Collected data entries:

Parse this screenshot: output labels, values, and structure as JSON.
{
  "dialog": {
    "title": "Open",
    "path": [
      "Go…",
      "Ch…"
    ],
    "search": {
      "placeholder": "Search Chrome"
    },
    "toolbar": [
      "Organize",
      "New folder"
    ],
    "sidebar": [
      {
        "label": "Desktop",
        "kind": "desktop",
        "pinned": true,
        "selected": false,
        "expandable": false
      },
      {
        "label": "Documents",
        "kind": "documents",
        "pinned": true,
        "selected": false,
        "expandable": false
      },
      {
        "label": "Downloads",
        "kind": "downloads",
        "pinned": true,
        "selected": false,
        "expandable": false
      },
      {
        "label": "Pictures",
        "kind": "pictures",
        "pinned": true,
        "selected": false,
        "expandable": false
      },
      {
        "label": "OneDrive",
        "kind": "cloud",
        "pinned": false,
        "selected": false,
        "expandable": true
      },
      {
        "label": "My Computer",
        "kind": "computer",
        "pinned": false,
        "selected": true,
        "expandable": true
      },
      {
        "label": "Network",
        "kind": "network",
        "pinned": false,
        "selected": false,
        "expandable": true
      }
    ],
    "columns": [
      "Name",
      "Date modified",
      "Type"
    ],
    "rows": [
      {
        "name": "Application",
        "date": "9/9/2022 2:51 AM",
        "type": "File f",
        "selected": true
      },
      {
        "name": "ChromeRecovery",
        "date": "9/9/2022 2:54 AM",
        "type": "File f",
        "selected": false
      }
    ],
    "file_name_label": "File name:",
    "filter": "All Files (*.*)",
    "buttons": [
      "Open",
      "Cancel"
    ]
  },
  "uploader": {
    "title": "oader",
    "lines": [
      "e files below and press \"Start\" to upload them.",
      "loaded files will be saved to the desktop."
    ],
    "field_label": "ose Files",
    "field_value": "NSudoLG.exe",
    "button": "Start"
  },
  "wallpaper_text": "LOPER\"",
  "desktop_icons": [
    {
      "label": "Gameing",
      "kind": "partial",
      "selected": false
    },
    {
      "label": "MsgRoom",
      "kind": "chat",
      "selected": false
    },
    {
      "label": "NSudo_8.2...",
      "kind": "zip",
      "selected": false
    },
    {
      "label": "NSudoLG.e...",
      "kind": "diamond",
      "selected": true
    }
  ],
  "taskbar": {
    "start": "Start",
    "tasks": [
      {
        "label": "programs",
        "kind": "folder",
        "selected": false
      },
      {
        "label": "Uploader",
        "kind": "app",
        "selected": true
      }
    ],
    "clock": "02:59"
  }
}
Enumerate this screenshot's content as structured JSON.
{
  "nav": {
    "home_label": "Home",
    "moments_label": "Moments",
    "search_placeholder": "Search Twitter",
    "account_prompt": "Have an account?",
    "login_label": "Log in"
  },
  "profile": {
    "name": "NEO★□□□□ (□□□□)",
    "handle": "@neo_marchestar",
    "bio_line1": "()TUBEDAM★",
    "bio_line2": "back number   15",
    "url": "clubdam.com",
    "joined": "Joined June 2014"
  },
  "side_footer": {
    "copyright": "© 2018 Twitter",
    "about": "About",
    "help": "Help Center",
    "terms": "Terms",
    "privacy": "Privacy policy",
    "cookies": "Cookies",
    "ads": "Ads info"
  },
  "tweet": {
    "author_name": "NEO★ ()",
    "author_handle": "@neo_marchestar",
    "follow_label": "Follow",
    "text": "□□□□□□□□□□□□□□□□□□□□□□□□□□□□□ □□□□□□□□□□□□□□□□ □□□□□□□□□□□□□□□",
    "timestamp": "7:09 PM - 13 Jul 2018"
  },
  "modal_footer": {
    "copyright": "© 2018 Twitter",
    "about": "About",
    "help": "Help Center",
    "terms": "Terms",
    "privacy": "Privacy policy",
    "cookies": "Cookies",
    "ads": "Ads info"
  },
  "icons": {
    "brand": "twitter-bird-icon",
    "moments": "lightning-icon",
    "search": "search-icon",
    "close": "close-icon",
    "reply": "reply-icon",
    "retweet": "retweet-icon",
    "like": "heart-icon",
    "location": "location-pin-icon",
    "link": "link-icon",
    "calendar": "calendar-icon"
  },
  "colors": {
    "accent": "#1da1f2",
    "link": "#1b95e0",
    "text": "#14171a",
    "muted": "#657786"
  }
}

Exercise directions:
The full set of records should be duplicated exactly.

Answer below:
Parse this screenshot: output labels, values, and structure as JSON.
{
  "dialog": {
    "title": "Open",
    "path": [
      "Go…",
      "Ch…"
    ],
    "search": {
      "placeholder": "Search Chrome"
    },
    "toolbar": [
      "Organize",
      "New folder"
    ],
    "sidebar": [
      {
        "label": "Desktop",
        "kind": "desktop",
        "pinned": true,
        "selected": false,
        "expandable": false
      },
      {
        "label": "Documents",
        "kind": "documents",
        "pinned": true,
        "selected": false,
        "expandable": false
      },
      {
        "label": "Downloads",
        "kind": "downloads",
        "pinned": true,
        "selected": false,
        "expandable": false
      },
      {
        "label": "Pictures",
        "kind": "pictures",
        "pinned": true,
        "selected": false,
        "expandable": false
      },
      {
        "label": "OneDrive",
        "kind": "cloud",
        "pinned": false,
        "selected": false,
        "expandable": true
      },
      {
        "label": "My Computer",
        "kind": "computer",
        "pinned": false,
        "selected": true,
        "expandable": true
      },
      {
        "label": "Network",
        "kind": "network",
        "pinned": false,
        "selected": false,
        "expandable": true
      }
    ],
    "columns": [
      "Name",
      "Date modified",
      "Type"
    ],
    "rows": [
      {
        "name": "Application",
        "date": "9/9/2022 2:51 AM",
        "type": "File f",
        "selected": true
      },
      {
        "name": "ChromeRecovery",
        "date": "9/9/2022 2:54 AM",
        "type": "File f",
        "selected": false
      }
    ],
    "file_name_label": "File name:",
    "filter": "All Files (*.*)",
    "buttons": [
      "Open",
      "Cancel"
    ]
  },
  "uploader": {
    "title": "oader",
    "lines": [
      "e files below and press \"Start\" to upload them.",
      "loaded files will be saved to the desktop."
    ],
    "field_label": "ose Files",
    "field_value": "NSudoLG.exe",
    "button": "Start"
  },
  "wallpaper_text": "LOPER\"",
  "desktop_icons": [
    {
      "label": "Gameing",
      "kind": "partial",
      "selected": false
    },
    {
      "label": "MsgRoom",
      "kind": "chat",
      "selected": false
    },
    {
      "label": "NSudo_8.2...",
      "kind": "zip",
      "selected": false
    },
    {
      "label": "NSudoLG.e...",
      "kind": "diamond",
      "selected": true
    }
  ],
  "taskbar": {
    "start": "Start",
    "tasks": [
      {
        "label": "programs",
        "kind": "folder",
        "selected": false
      },
      {
        "label": "Uploader",
        "kind": "app",
        "selected": true
      }
    ],
    "clock": "02:59"
  }
}
Enumerate this screenshot's content as structured JSON.
{
  "nav": {
    "home_label": "Home",
    "moments_label": "Moments",
    "search_placeholder": "Search Twitter",
    "account_prompt": "Have an account?",
    "login_label": "Log in"
  },
  "profile": {
    "name": "NEO★□□□□ (□□□□)",
    "handle": "@neo_marchestar",
    "bio_line1": "()TUBEDAM★",
    "bio_line2": "back number   15",
    "url": "clubdam.com",
    "joined": "Joined June 2014"
  },
  "side_footer": {
    "copyright": "© 2018 Twitter",
    "about": "About",
    "help": "Help Center",
    "terms": "Terms",
    "privacy": "Privacy policy",
    "cookies": "Cookies",
    "ads": "Ads info"
  },
  "tweet": {
    "author_name": "NEO★ ()",
    "author_handle": "@neo_marchestar",
    "follow_label": "Follow",
    "text": "□□□□□□□□□□□□□□□□□□□□□□□□□□□□□ □□□□□□□□□□□□□□□□ □□□□□□□□□□□□□□□",
    "timestamp": "7:09 PM - 13 Jul 2018"
  },
  "modal_footer": {
    "copyright": "© 2018 Twitter",
    "about": "About",
    "help": "Help Center",
    "terms": "Terms",
    "privacy": "Privacy policy",
    "cookies": "Cookies",
    "ads": "Ads info"
  },
  "icons": {
    "brand": "twitter-bird-icon",
    "moments": "lightning-icon",
    "search": "search-icon",
    "close": "close-icon",
    "reply": "reply-icon",
    "retweet": "retweet-icon",
    "like": "heart-icon",
    "location": "location-pin-icon",
    "link": "link-icon",
    "calendar": "calendar-icon"
  },
  "colors": {
    "accent": "#1da1f2",
    "link": "#1b95e0",
    "text": "#14171a",
    "muted": "#657786"
  }
}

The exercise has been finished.